> **SHORT TASK**:
Determine the number of lines in the listing below where the string "source" occurs; answer with the number alone.

(Dataset rows)
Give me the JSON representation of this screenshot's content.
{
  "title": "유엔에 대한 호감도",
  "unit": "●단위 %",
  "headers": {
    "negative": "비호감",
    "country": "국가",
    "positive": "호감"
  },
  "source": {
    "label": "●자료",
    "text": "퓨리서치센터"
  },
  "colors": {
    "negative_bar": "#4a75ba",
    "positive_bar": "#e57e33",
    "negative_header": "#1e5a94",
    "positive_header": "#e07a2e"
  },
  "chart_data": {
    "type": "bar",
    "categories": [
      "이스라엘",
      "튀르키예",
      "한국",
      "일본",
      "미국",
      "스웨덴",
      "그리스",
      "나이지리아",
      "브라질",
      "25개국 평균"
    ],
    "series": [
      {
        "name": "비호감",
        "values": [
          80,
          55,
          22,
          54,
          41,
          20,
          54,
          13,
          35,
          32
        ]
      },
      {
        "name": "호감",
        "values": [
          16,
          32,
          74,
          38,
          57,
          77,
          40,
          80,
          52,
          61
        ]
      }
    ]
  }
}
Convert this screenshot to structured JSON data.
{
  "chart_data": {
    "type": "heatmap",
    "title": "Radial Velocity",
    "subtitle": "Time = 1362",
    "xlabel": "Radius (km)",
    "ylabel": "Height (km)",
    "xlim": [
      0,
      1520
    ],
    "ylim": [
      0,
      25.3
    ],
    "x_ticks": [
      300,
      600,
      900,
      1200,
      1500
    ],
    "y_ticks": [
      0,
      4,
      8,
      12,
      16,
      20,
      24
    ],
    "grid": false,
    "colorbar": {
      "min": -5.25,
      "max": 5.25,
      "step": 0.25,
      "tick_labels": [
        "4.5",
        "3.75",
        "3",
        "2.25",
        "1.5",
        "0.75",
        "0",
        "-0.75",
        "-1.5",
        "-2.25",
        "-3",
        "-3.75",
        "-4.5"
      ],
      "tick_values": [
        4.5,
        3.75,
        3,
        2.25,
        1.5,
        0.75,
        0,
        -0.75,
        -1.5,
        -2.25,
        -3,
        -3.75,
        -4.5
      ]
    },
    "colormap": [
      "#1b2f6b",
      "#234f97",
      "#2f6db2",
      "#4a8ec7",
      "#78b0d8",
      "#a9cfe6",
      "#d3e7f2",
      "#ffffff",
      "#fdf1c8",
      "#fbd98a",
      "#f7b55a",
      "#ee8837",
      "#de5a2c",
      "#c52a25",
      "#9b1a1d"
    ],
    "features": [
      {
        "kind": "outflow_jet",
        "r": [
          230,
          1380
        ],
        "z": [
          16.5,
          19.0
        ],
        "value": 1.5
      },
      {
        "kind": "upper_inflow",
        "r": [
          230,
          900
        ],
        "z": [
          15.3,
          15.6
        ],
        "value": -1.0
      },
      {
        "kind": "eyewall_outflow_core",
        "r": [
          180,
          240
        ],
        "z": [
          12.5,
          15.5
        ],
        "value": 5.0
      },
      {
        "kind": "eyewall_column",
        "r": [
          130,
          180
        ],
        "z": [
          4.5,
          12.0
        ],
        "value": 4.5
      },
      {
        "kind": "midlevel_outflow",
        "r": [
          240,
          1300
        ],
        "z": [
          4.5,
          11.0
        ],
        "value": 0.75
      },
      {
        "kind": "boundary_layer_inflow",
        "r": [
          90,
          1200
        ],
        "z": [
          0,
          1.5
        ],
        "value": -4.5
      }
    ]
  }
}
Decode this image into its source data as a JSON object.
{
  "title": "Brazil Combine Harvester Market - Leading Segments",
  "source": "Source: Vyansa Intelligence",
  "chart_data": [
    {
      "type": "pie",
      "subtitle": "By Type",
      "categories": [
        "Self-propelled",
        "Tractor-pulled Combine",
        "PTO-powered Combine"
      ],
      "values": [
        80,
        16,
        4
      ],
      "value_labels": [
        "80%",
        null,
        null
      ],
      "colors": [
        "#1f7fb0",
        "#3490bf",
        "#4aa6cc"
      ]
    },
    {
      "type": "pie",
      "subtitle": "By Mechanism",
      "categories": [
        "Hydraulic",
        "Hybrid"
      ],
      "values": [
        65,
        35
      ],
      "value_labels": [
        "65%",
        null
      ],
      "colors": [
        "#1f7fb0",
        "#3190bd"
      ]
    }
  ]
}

> **SOLUTION TO THIS EXERCISE**:
3